Copy every line of the data that includes the string "color".

* Begin Extracted information *

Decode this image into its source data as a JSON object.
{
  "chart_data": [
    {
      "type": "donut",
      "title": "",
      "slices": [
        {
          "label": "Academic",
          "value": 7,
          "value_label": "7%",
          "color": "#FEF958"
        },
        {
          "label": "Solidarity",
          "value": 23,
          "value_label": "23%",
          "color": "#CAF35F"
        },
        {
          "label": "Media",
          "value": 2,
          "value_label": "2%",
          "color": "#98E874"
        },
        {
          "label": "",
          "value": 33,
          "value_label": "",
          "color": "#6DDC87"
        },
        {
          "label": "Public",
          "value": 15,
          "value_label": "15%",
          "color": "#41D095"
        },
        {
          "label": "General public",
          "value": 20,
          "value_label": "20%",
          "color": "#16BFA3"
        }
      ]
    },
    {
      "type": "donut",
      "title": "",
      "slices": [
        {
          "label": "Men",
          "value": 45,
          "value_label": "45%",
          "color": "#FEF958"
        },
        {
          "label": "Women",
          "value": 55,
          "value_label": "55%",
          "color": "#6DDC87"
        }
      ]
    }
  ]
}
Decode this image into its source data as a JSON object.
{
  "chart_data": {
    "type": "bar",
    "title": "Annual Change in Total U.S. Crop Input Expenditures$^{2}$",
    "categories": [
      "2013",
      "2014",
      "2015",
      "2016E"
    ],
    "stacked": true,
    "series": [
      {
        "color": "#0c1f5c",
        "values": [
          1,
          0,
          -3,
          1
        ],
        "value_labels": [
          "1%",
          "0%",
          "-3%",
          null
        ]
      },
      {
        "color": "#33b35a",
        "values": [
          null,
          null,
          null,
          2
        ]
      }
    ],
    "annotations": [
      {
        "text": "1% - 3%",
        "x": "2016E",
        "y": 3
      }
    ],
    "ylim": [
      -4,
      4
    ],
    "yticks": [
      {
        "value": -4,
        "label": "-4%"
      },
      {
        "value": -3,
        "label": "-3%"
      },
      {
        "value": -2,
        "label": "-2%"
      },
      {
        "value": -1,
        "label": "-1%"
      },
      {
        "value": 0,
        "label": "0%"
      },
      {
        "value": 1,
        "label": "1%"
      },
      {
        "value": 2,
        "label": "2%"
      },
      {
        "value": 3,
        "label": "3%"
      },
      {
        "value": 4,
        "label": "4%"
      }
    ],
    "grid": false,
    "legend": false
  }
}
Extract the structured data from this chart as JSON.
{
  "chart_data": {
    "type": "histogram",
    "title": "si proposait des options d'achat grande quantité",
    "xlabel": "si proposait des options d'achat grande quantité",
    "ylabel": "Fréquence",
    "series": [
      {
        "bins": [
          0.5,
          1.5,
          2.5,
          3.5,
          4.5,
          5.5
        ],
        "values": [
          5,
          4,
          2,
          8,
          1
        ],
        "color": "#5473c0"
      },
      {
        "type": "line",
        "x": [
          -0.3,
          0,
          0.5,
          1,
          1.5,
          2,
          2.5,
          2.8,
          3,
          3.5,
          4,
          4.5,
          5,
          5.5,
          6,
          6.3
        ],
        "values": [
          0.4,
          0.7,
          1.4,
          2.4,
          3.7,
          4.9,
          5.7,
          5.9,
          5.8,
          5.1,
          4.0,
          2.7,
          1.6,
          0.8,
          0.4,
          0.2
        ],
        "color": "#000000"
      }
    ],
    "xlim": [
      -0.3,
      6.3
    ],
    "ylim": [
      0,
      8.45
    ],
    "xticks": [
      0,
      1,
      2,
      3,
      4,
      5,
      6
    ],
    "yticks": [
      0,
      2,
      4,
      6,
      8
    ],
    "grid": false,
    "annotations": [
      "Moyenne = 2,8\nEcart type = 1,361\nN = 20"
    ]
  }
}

* End Extracted information *

▸ **Result of the task**:
          "color": "#FEF958"
          "color": "#CAF35F"
          "color": "#98E874"
          "color": "#6DDC87"
          "color": "#41D095"
          "color": "#16BFA3"
          "color": "#FEF958"
          "color": "#6DDC87"
        "color": "#0c1f5c",
        "color": "#33b35a",
        "color": "#5473c0"
        "color": "#000000"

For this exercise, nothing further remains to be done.